PROMPT: Select all lines with the string "document" in them, and copy those lines.

RECORDS FOR PROCESSING:

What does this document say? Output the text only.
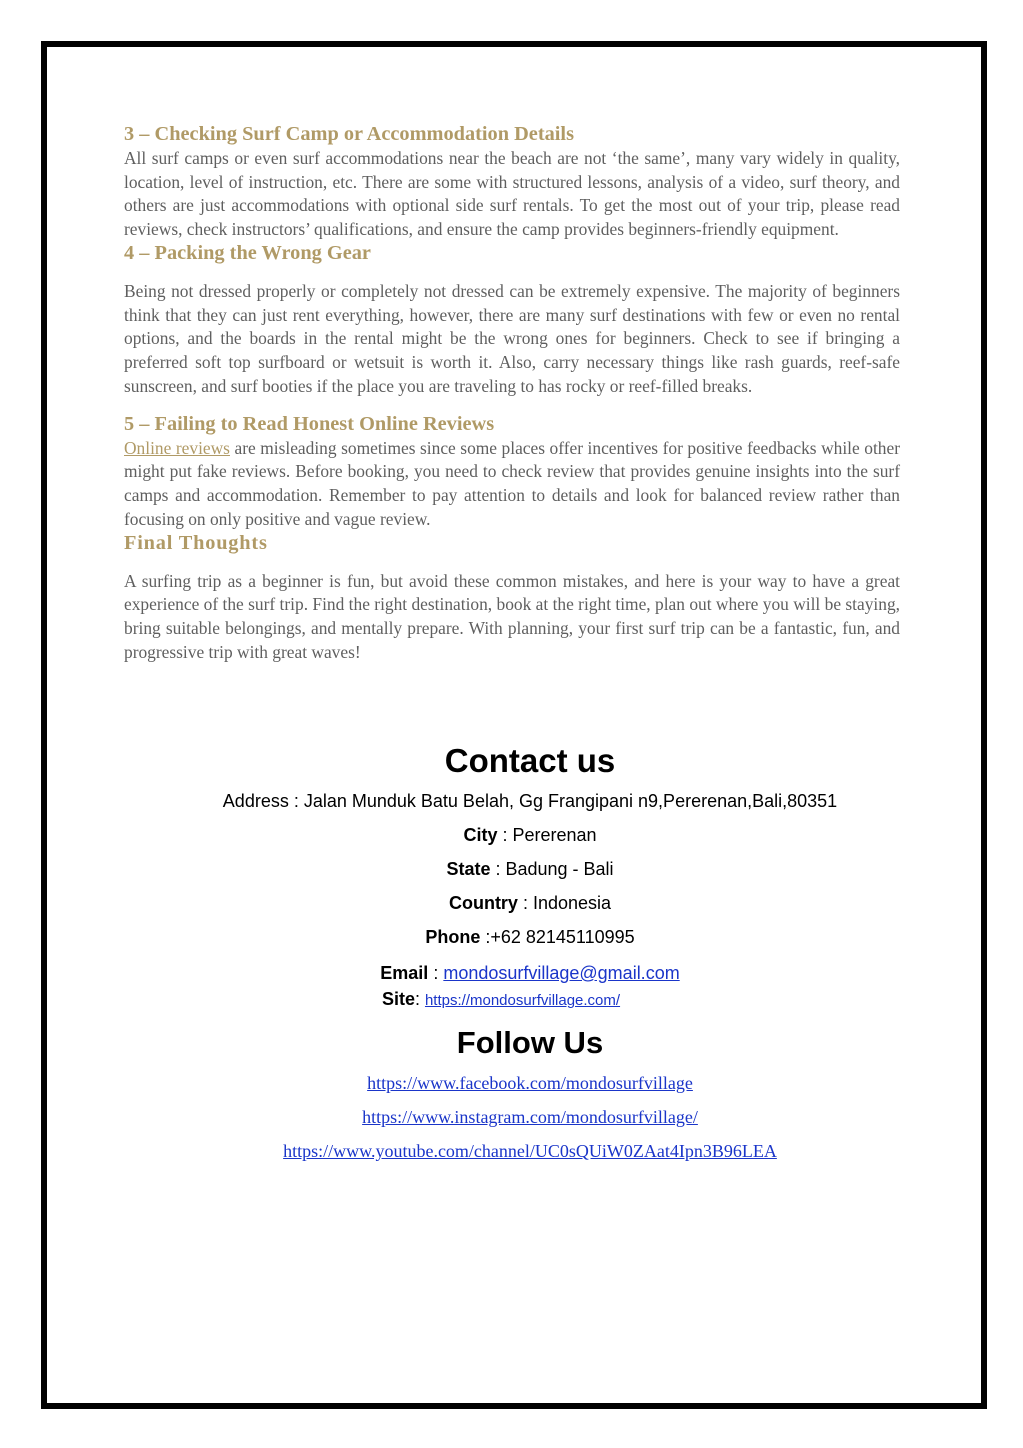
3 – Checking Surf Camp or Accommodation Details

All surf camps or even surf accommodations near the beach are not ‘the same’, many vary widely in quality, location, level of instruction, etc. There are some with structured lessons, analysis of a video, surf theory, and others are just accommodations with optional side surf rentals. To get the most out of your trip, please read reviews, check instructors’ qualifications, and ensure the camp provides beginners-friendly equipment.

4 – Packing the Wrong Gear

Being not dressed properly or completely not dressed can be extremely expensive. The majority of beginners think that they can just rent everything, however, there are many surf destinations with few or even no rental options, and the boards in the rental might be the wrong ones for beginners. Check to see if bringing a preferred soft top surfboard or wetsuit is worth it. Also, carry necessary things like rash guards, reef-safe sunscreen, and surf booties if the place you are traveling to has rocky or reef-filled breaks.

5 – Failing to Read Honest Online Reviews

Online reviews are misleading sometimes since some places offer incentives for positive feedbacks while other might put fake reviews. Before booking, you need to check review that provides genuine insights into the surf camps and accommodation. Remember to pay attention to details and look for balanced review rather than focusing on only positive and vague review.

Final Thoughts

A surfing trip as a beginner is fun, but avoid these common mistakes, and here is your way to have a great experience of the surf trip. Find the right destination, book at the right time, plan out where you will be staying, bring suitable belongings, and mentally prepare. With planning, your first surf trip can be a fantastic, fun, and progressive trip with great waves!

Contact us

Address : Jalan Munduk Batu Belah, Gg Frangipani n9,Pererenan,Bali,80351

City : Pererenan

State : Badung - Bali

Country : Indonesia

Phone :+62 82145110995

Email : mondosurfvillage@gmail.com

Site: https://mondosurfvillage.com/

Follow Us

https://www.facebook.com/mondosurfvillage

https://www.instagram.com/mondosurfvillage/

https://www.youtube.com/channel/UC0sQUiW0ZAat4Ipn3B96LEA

* * *

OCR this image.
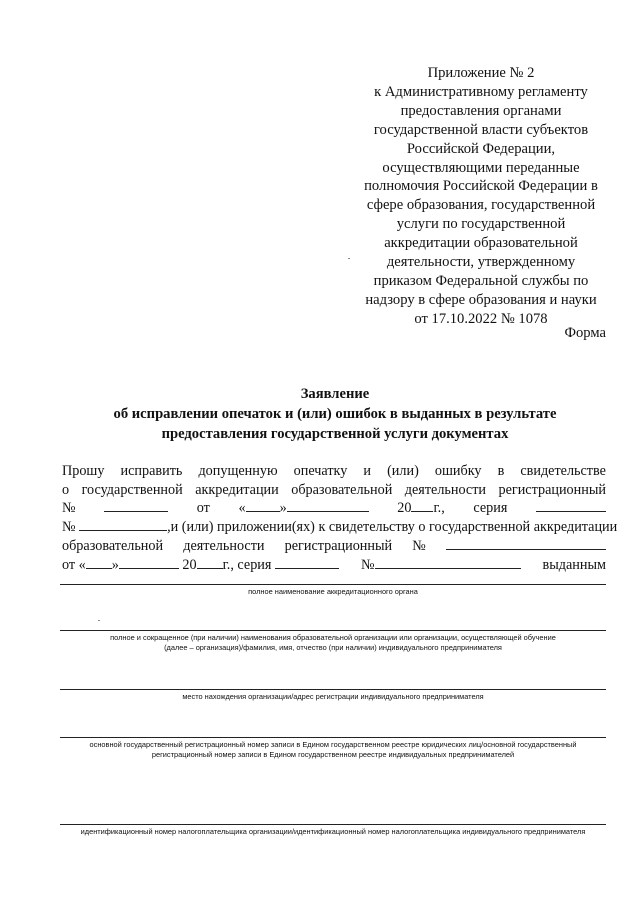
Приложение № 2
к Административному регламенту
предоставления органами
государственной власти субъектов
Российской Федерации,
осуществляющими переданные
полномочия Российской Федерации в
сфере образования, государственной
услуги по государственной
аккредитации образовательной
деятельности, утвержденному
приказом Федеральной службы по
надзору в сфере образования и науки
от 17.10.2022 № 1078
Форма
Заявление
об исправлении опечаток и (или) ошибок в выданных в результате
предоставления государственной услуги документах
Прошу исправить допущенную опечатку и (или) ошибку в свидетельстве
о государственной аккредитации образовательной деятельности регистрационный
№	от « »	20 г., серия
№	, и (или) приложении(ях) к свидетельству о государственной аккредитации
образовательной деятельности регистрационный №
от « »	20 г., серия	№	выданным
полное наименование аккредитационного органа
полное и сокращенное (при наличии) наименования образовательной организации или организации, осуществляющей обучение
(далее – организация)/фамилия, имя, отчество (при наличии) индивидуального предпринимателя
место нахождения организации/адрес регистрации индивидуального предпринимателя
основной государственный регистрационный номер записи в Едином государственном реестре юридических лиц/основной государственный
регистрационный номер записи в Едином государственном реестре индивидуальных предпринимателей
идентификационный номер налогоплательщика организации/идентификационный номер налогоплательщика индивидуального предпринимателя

...

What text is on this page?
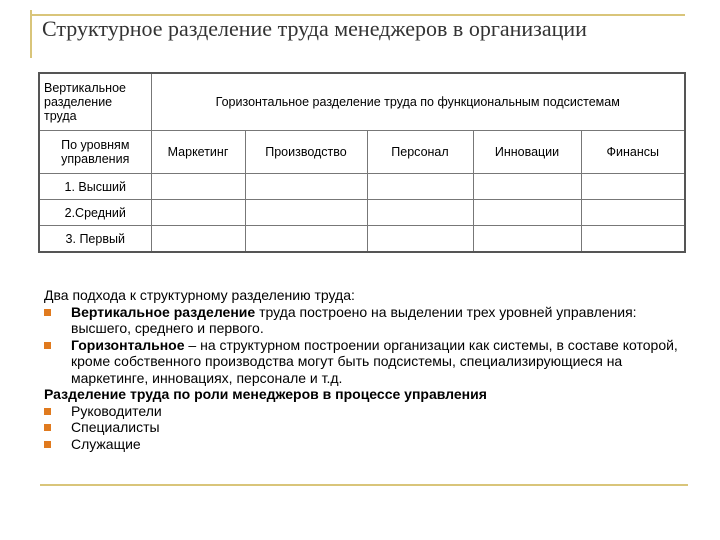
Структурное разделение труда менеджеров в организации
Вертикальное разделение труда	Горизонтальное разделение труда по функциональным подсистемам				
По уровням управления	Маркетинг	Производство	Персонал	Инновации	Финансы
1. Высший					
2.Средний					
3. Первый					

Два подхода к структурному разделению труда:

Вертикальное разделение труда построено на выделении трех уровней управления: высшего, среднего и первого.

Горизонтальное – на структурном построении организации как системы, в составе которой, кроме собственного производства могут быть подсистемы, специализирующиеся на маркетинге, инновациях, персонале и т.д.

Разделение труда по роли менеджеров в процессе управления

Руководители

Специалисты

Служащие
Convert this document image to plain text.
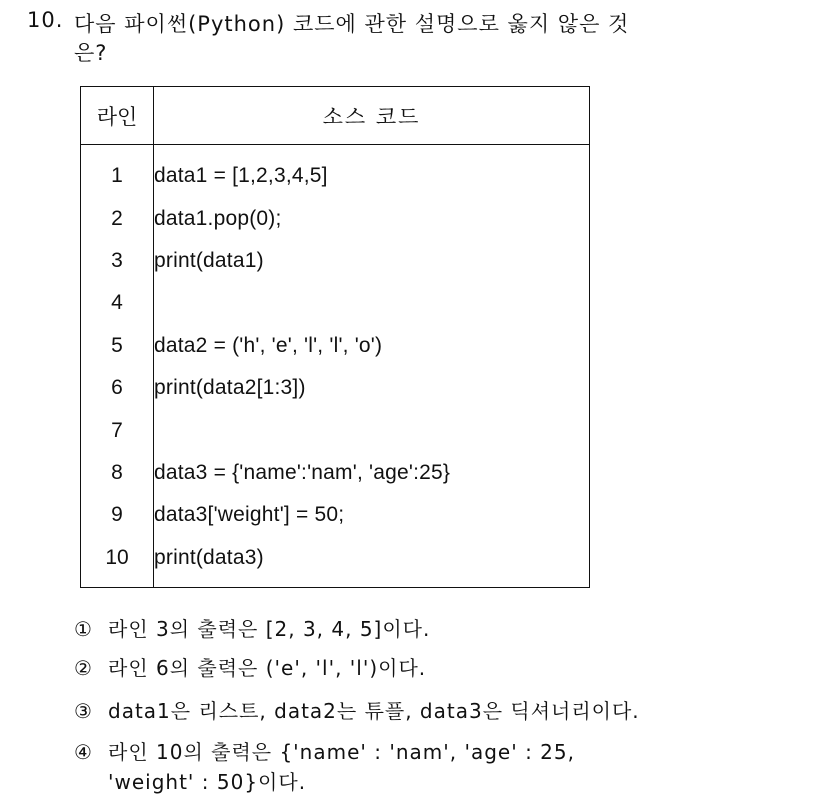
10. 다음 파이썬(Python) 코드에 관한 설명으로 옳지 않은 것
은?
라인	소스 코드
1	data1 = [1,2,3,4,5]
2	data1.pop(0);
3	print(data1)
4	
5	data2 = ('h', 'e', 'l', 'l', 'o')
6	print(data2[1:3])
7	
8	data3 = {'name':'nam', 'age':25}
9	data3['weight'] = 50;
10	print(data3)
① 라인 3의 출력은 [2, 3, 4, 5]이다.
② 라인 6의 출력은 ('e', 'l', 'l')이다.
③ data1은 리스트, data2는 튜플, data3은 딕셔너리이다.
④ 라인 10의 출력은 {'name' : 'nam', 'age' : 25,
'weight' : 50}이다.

OUTPUT BELOW:
What does this document say? Output the text only.
Convert this document image to plain text.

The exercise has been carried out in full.